Saved entries:
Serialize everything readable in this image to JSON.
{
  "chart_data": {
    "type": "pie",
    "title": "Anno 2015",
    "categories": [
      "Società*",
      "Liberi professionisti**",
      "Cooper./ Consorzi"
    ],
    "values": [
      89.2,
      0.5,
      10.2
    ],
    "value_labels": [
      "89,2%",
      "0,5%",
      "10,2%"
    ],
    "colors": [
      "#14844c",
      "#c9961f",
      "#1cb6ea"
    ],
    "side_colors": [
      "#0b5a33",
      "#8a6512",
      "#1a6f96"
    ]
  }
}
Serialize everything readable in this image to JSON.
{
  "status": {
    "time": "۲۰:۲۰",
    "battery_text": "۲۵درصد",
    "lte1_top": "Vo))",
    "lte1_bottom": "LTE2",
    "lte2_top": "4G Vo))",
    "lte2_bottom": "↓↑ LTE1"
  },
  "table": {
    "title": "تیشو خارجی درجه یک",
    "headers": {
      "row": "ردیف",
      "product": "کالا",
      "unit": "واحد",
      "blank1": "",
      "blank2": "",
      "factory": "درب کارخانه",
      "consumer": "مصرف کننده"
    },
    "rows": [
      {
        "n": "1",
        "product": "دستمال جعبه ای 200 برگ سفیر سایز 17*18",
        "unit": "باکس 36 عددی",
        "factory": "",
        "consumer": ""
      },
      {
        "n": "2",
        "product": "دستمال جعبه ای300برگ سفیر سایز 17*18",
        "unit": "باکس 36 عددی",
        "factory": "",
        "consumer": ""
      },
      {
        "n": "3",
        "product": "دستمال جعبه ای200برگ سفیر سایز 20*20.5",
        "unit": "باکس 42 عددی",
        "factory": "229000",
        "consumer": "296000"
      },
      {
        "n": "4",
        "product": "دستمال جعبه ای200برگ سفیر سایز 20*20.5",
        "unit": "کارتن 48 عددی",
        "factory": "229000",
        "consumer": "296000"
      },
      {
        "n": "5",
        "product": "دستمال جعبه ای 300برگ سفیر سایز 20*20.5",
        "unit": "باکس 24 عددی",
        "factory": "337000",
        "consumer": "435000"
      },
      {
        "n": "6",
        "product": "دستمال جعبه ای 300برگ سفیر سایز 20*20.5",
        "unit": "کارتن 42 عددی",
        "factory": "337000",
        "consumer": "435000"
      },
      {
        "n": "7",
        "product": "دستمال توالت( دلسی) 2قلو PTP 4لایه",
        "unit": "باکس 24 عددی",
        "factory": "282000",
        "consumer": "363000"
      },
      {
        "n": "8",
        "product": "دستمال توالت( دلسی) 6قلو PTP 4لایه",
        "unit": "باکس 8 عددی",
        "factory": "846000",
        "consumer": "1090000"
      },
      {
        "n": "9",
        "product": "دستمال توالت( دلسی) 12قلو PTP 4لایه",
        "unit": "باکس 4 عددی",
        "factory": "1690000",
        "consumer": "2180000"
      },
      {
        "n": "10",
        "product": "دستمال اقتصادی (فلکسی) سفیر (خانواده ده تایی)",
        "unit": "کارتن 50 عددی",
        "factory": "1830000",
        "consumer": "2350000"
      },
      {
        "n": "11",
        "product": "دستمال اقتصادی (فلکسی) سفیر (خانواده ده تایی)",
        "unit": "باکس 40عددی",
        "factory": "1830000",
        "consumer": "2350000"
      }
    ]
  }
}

TO DO
Identify the lines of the data that contain the word "title". Copy each of them.

FINAL RESULT
    "title": "Anno 2015",
    "title": "تیشو خارجی درجه یک",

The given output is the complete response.